- _THE TASK_
Scan the material below for the string "observed", and copy every line where it shows up.

- _DATA ENTRIES_

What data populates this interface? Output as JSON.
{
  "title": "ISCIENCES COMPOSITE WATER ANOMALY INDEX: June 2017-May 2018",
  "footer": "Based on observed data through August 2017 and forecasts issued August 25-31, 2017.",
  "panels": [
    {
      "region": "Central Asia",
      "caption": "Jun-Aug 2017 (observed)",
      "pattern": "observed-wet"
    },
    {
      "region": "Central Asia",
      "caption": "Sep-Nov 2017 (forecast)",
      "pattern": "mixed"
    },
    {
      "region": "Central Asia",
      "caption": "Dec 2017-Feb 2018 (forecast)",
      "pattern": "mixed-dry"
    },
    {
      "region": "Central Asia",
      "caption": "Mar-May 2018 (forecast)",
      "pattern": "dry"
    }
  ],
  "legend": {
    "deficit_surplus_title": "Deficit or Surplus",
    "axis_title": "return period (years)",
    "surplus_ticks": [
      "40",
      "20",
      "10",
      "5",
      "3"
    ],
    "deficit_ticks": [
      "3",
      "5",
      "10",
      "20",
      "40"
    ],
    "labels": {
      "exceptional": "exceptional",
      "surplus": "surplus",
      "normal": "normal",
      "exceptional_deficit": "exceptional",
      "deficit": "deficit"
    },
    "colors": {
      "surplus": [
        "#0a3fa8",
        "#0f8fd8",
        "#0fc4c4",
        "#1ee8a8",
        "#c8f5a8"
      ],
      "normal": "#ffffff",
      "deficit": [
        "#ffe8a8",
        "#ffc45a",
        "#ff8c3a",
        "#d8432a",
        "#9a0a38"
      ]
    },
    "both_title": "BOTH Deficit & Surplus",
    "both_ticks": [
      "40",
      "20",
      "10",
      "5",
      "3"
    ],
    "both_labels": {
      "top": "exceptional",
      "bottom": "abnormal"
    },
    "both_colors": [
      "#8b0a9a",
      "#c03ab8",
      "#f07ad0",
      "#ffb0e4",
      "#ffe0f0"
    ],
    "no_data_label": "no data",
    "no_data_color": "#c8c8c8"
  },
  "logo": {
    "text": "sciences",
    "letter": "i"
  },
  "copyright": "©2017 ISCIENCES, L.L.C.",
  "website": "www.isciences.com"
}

- _RESPONSE TO THE TASK_
  "footer": "Based on observed data through August 2017 and forecasts issued August 25-31, 2017.",
      "caption": "Jun-Aug 2017 (observed)",
      "pattern": "observed-wet"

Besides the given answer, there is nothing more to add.